*** Task material
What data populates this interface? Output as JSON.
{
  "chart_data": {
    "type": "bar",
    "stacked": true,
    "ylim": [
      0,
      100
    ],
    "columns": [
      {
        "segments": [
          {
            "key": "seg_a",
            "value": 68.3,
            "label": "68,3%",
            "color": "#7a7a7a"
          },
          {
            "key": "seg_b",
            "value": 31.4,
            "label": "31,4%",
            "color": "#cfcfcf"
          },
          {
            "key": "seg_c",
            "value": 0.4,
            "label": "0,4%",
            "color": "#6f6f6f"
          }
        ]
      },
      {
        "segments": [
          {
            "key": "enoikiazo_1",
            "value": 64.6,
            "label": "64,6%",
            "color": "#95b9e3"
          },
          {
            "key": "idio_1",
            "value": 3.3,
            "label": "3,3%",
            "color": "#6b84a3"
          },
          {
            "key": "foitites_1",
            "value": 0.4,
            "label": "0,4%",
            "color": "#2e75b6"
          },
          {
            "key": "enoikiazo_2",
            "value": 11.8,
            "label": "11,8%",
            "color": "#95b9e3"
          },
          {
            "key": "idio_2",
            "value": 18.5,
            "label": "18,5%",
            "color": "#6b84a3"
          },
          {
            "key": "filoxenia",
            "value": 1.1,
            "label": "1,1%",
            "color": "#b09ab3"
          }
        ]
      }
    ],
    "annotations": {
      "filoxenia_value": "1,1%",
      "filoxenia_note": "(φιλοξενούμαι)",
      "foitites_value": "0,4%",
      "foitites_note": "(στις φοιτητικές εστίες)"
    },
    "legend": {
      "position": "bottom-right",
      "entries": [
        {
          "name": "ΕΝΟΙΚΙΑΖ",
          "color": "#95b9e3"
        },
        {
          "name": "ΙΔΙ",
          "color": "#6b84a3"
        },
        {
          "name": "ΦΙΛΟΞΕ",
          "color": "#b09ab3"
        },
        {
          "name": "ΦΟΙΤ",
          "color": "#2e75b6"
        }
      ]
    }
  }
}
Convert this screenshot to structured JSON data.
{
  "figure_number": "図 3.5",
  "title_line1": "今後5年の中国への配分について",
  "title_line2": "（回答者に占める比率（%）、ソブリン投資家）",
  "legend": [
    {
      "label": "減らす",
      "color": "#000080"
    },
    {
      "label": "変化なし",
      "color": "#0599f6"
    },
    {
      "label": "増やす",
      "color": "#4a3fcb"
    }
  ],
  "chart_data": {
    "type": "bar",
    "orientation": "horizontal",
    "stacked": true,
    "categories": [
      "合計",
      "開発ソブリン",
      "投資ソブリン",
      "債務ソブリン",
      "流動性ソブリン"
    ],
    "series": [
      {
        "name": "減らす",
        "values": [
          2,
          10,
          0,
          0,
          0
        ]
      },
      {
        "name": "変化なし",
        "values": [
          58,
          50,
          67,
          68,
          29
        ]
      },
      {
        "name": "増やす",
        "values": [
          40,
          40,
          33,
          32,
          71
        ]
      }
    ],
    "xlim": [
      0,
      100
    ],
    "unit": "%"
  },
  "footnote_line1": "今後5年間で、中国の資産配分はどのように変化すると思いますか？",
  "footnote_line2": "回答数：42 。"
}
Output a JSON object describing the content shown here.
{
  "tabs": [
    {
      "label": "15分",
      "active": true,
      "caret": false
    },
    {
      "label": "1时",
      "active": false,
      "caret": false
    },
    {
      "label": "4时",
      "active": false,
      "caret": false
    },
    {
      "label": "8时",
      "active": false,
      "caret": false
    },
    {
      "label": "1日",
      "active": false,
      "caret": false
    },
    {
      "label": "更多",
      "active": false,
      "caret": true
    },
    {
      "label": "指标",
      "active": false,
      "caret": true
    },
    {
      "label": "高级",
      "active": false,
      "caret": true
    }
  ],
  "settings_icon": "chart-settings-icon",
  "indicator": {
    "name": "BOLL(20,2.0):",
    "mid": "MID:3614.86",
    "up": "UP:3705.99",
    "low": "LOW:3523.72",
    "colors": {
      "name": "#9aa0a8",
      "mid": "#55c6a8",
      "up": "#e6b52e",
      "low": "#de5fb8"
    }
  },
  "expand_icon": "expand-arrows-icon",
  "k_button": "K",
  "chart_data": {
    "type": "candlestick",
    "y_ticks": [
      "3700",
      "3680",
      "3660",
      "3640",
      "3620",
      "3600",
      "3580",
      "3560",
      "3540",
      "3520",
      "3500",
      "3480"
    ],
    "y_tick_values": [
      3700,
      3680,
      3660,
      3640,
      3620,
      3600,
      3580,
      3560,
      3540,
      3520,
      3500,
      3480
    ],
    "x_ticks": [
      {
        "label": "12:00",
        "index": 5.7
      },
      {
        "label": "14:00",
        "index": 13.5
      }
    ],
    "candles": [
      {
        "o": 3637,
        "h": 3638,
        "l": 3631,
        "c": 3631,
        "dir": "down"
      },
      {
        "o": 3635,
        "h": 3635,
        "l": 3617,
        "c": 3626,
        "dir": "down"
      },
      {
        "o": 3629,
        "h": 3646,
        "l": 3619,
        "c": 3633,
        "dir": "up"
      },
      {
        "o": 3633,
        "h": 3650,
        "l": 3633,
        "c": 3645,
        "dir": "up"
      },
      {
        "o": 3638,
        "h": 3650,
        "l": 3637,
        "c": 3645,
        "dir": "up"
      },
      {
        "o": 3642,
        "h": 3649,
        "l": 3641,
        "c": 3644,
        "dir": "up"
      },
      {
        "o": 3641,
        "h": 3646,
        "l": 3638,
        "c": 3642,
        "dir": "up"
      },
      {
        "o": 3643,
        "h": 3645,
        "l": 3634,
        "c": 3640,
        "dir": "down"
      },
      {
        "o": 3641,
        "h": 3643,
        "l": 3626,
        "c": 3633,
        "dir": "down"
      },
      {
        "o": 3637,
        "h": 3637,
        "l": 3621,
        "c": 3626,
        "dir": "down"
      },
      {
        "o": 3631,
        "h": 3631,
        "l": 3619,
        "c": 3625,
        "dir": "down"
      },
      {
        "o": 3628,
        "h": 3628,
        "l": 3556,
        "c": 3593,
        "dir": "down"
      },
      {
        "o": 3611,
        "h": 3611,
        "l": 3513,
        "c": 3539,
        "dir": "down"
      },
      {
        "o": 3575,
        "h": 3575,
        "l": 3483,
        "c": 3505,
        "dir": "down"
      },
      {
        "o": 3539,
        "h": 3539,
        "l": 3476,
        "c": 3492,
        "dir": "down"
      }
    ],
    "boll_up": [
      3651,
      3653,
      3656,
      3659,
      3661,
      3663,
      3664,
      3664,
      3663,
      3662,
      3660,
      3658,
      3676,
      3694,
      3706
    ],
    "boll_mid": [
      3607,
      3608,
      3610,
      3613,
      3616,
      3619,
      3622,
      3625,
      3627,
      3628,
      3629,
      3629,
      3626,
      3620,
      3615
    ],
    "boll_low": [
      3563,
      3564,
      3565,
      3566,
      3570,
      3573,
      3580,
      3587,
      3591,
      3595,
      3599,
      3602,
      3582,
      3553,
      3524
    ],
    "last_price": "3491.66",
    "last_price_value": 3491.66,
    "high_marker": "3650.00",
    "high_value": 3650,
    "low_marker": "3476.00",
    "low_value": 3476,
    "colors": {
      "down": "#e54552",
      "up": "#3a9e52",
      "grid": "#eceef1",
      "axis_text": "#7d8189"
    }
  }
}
******
*** Task material
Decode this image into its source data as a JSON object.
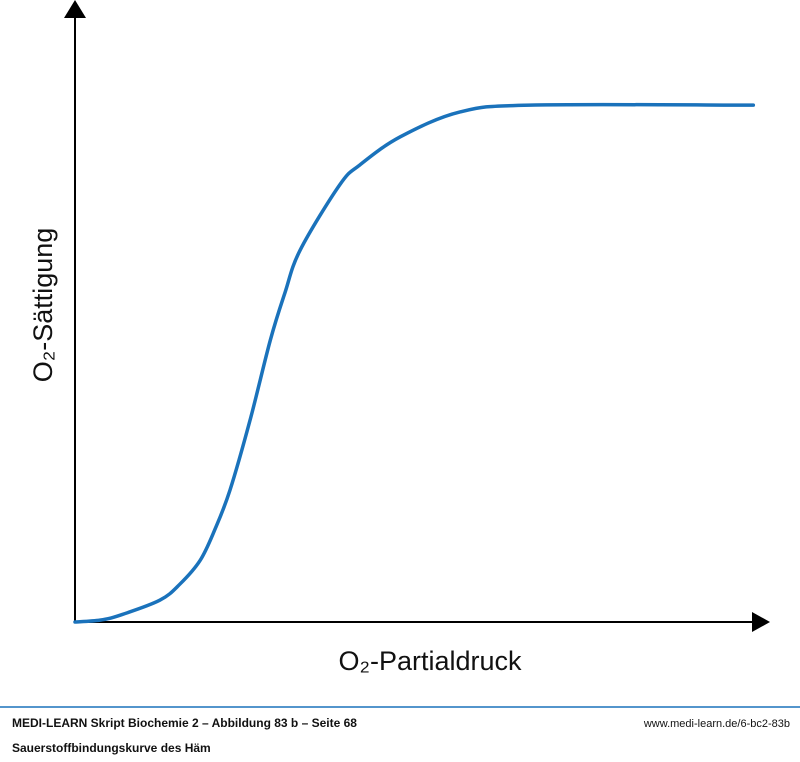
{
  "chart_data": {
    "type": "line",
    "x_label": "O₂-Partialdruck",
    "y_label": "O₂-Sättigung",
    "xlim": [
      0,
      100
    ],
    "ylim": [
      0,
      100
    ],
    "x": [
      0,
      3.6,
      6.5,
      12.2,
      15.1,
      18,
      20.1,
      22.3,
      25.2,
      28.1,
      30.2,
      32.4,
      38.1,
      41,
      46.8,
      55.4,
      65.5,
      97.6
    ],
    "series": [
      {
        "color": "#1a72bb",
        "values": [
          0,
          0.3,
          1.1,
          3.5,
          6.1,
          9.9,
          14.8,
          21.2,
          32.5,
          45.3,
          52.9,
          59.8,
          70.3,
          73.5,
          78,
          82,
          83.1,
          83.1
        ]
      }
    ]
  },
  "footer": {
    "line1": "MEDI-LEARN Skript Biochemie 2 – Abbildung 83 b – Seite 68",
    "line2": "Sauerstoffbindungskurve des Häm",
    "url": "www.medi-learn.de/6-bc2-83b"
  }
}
******
- **Given instruction**: Only a number is wanted: how many lines contain "this"?

- **Solution to the exercise**: 3